*PROVIDED DATA*:
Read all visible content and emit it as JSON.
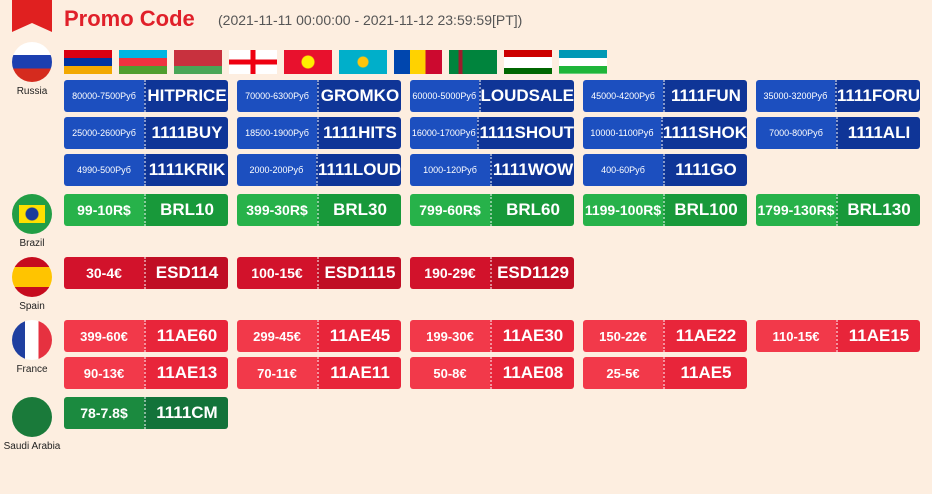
{
  "header": {
    "title": "Promo Code",
    "subtitle": "(2021-11-11 00:00:00 - 2021-11-12 23:59:59[PT])"
  },
  "regions": [
    {
      "name": "Russia",
      "coupons": [
        {
          "label": "80000-7500Руб",
          "code": "HITPRICE"
        },
        {
          "label": "70000-6300Руб",
          "code": "GROMKO"
        },
        {
          "label": "60000-5000Руб",
          "code": "LOUDSALE"
        },
        {
          "label": "45000-4200Руб",
          "code": "1111FUN"
        },
        {
          "label": "35000-3200Руб",
          "code": "1111FORU"
        },
        {
          "label": "25000-2600Руб",
          "code": "1111BUY"
        },
        {
          "label": "18500-1900Руб",
          "code": "1111HITS"
        },
        {
          "label": "16000-1700Руб",
          "code": "1111SHOUT"
        },
        {
          "label": "10000-1100Руб",
          "code": "1111SHOK"
        },
        {
          "label": "7000-800Руб",
          "code": "1111ALI"
        },
        {
          "label": "4990-500Руб",
          "code": "1111KRIK"
        },
        {
          "label": "2000-200Руб",
          "code": "1111LOUD"
        },
        {
          "label": "1000-120Руб",
          "code": "1111WOW"
        },
        {
          "label": "400-60Руб",
          "code": "1111GO"
        }
      ]
    },
    {
      "name": "Brazil",
      "coupons": [
        {
          "label": "99-10R$",
          "code": "BRL10"
        },
        {
          "label": "399-30R$",
          "code": "BRL30"
        },
        {
          "label": "799-60R$",
          "code": "BRL60"
        },
        {
          "label": "1199-100R$",
          "code": "BRL100"
        },
        {
          "label": "1799-130R$",
          "code": "BRL130"
        }
      ]
    },
    {
      "name": "Spain",
      "coupons": [
        {
          "label": "30-4€",
          "code": "ESD114"
        },
        {
          "label": "100-15€",
          "code": "ESD1115"
        },
        {
          "label": "190-29€",
          "code": "ESD1129"
        }
      ]
    },
    {
      "name": "France",
      "coupons": [
        {
          "label": "399-60€",
          "code": "11AE60"
        },
        {
          "label": "299-45€",
          "code": "11AE45"
        },
        {
          "label": "199-30€",
          "code": "11AE30"
        },
        {
          "label": "150-22€",
          "code": "11AE22"
        },
        {
          "label": "110-15€",
          "code": "11AE15"
        },
        {
          "label": "90-13€",
          "code": "11AE13"
        },
        {
          "label": "70-11€",
          "code": "11AE11"
        },
        {
          "label": "50-8€",
          "code": "11AE08"
        },
        {
          "label": "25-5€",
          "code": "11AE5"
        }
      ]
    },
    {
      "name": "Saudi Arabia",
      "coupons": [
        {
          "label": "78-7.8$",
          "code": "1111CM"
        }
      ]
    }
  ]
}
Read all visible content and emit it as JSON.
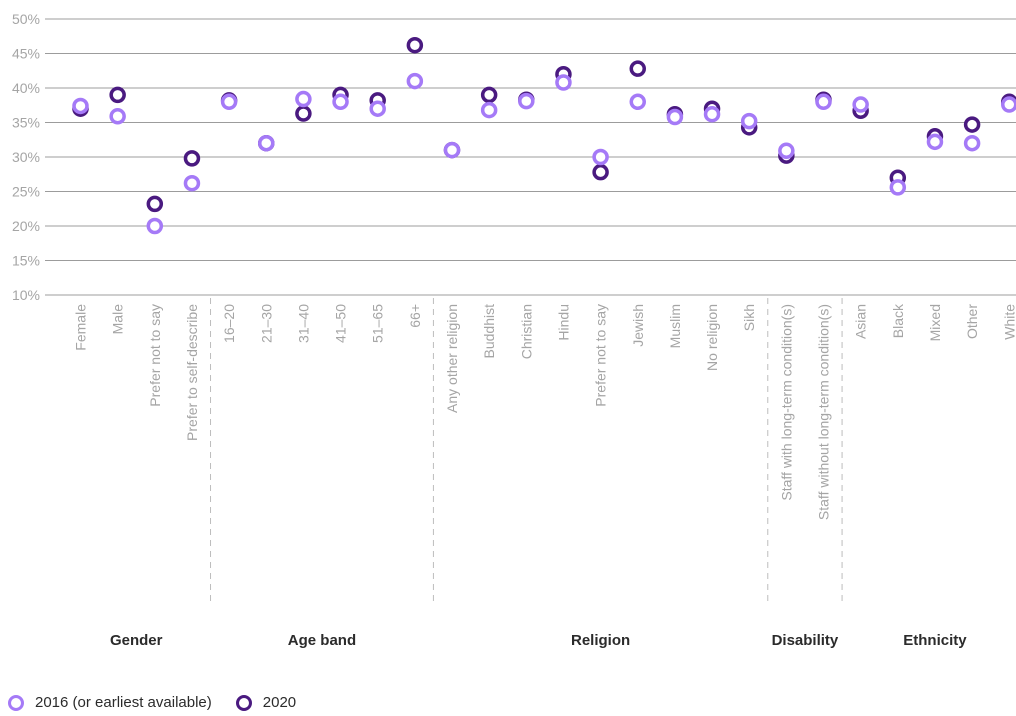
{
  "chart_data": {
    "type": "scatter",
    "ylim": [
      10,
      50
    ],
    "yticks": [
      "10%",
      "15%",
      "20%",
      "25%",
      "30%",
      "35%",
      "40%",
      "45%",
      "50%"
    ],
    "ytick_values": [
      10,
      15,
      20,
      25,
      30,
      35,
      40,
      45,
      50
    ],
    "categories": [
      "Female",
      "Male",
      "Prefer not to say",
      "Prefer to self-describe",
      "16–20",
      "21–30",
      "31–40",
      "41–50",
      "51–65",
      "66+",
      "Any other religion",
      "Buddhist",
      "Christian",
      "Hindu",
      "Prefer not to say",
      "Jewish",
      "Muslim",
      "No religion",
      "Sikh",
      "Staff with long-term condition(s)",
      "Staff without long-term condition(s)",
      "Asian",
      "Black",
      "Mixed",
      "Other",
      "White"
    ],
    "groups": [
      {
        "label": "Gender",
        "start": 0,
        "end": 3
      },
      {
        "label": "Age band",
        "start": 4,
        "end": 9
      },
      {
        "label": "Religion",
        "start": 10,
        "end": 18
      },
      {
        "label": "Disability",
        "start": 19,
        "end": 20
      },
      {
        "label": "Ethnicity",
        "start": 21,
        "end": 25
      }
    ],
    "series": [
      {
        "name": "2020",
        "color": "#4a1a80",
        "values": [
          37.0,
          39.0,
          23.2,
          29.8,
          38.2,
          32.0,
          36.3,
          39.0,
          38.2,
          46.2,
          31.0,
          39.0,
          38.3,
          42.0,
          27.8,
          42.8,
          36.2,
          37.0,
          34.3,
          30.2,
          38.3,
          36.7,
          27.0,
          33.0,
          34.7,
          38.0
        ]
      },
      {
        "name": "2016 (or earliest available)",
        "color": "#a57af7",
        "values": [
          37.4,
          35.9,
          20.0,
          26.2,
          38.0,
          32.0,
          38.4,
          38.0,
          37.0,
          41.0,
          31.0,
          36.8,
          38.1,
          40.8,
          30.0,
          38.0,
          35.8,
          36.2,
          35.2,
          30.9,
          38.0,
          37.6,
          25.6,
          32.2,
          32.0,
          37.6
        ]
      }
    ],
    "legend": {
      "position": "bottom-left"
    },
    "grid": true
  }
}
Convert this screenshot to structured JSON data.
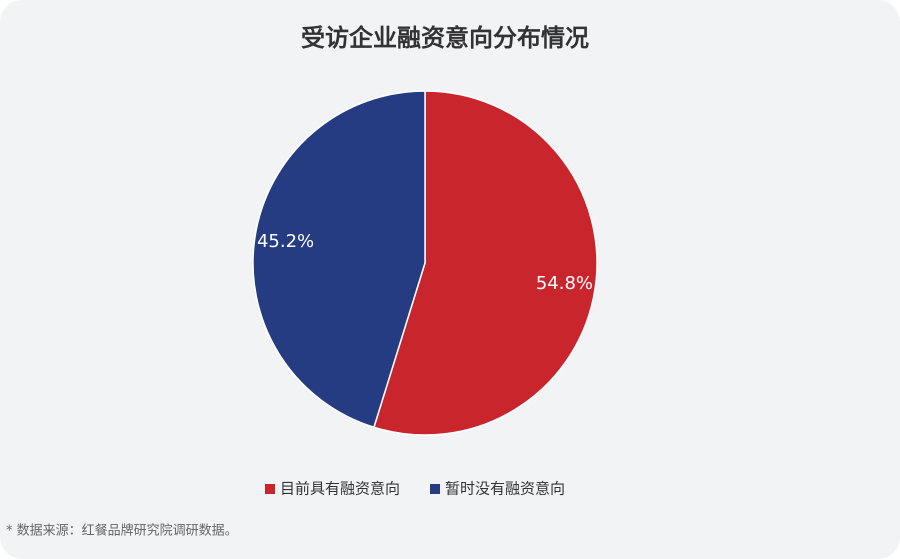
{
  "chart_data": {
    "type": "pie",
    "title": "受访企业融资意向分布情况",
    "categories": [
      "目前具有融资意向",
      "暂时没有融资意向"
    ],
    "values": [
      54.8,
      45.2
    ],
    "value_labels": [
      "54.8%",
      "45.2%"
    ],
    "colors": [
      "#c9252c",
      "#253c83"
    ],
    "legend": "bottom",
    "source": "* 数据来源：红餐品牌研究院调研数据。"
  }
}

*WRITTEN EXERCISE*: All lines that include "term" are to be gathered and copied.

*RESULT FOR THIS TASK*:
      "Staff with long-term condition(s)",
      "Staff without long-term condition(s)",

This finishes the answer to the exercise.